PROMPT >> Reproduce the records below exactly, leaving out any pictures.

═════ INPUT MATERIAL ═════

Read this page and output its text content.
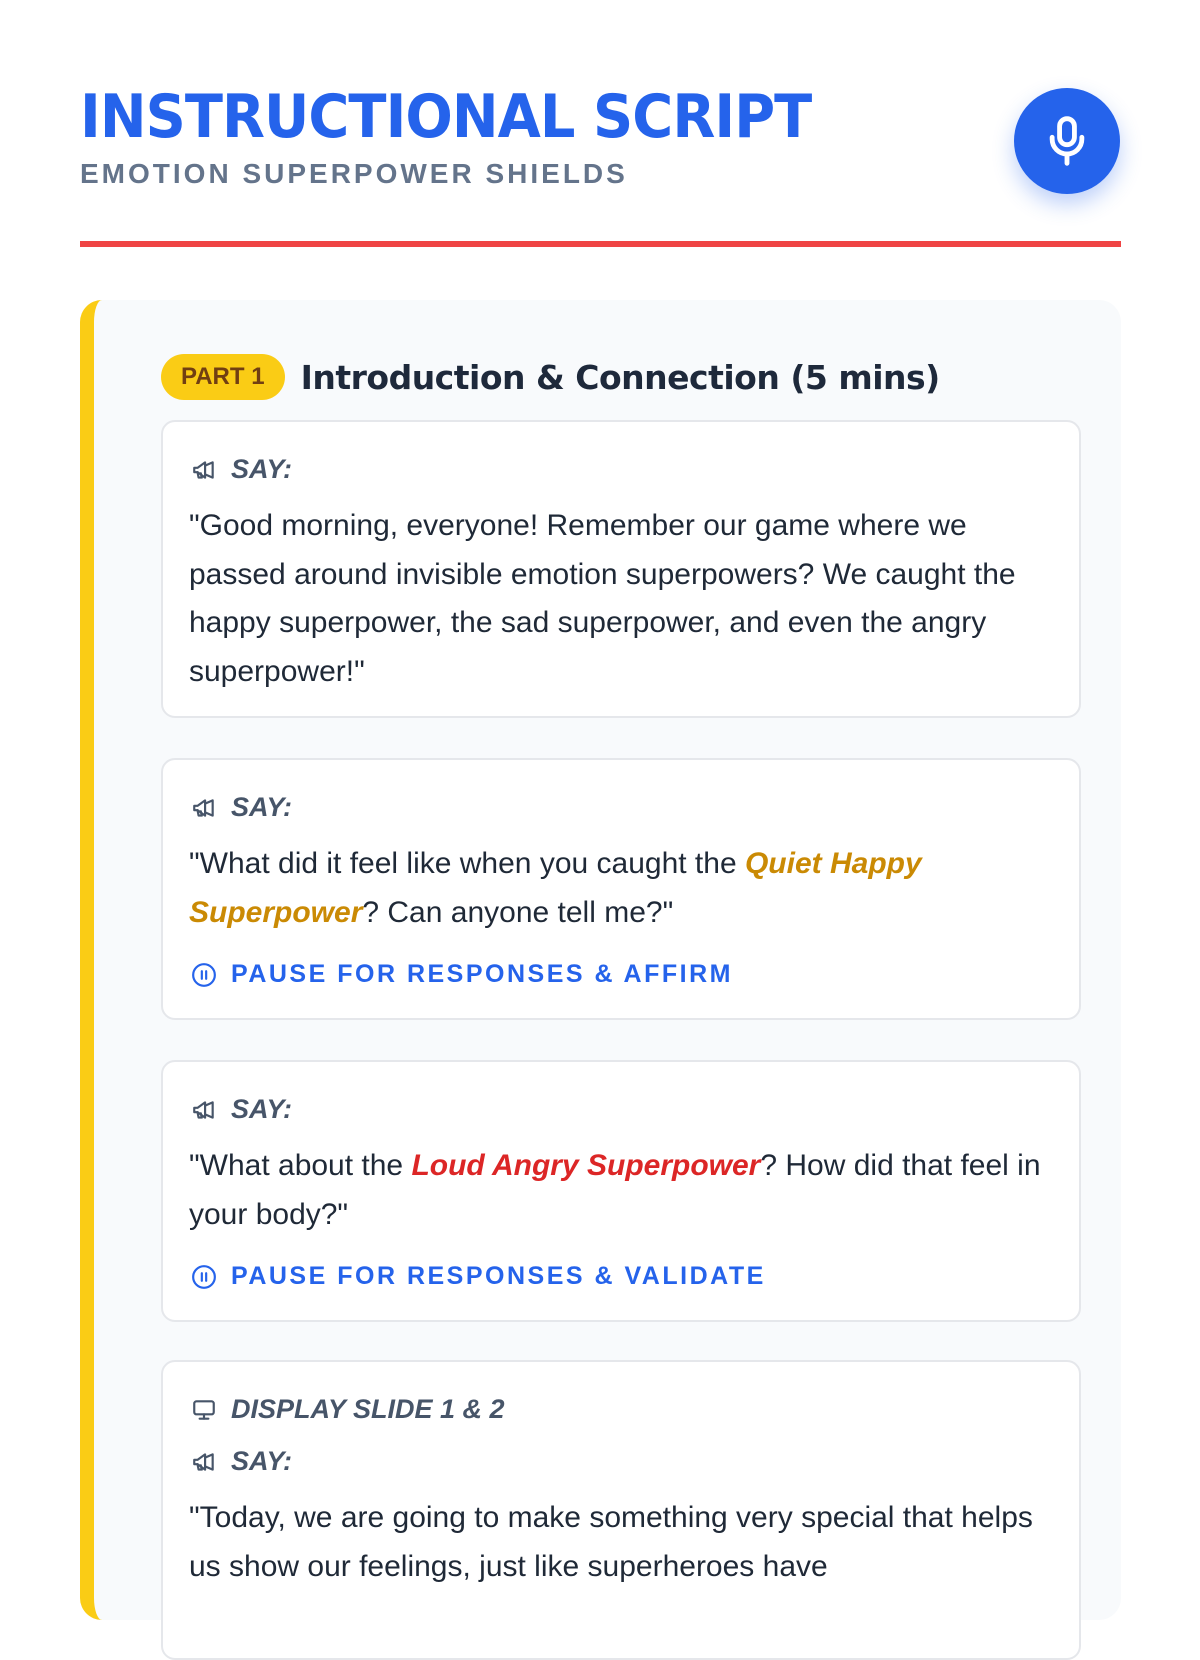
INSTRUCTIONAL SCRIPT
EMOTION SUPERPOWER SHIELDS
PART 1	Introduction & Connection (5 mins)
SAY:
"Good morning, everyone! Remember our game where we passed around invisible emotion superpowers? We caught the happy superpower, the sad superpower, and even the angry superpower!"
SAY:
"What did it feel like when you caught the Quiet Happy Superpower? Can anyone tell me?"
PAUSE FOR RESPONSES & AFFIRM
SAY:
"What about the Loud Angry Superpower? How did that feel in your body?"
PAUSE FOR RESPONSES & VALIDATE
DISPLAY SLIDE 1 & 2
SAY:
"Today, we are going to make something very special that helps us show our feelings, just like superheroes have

═════

ANSWER BELOW >>
Read this page and output its text content.
INSTRUCTIONAL SCRIPT
EMOTION SUPERPOWER SHIELDS
PART 1	Introduction & Connection (5 mins)
SAY:
"Good morning, everyone! Remember our game where we passed around invisible emotion superpowers? We caught the happy superpower, the sad superpower, and even the angry superpower!"
SAY:
"What did it feel like when you caught the Quiet Happy Superpower? Can anyone tell me?"
PAUSE FOR RESPONSES & AFFIRM
SAY:
"What about the Loud Angry Superpower? How did that feel in your body?"
PAUSE FOR RESPONSES & VALIDATE
DISPLAY SLIDE 1 & 2
SAY:
"Today, we are going to make something very special that helps us show our feelings, just like superheroes have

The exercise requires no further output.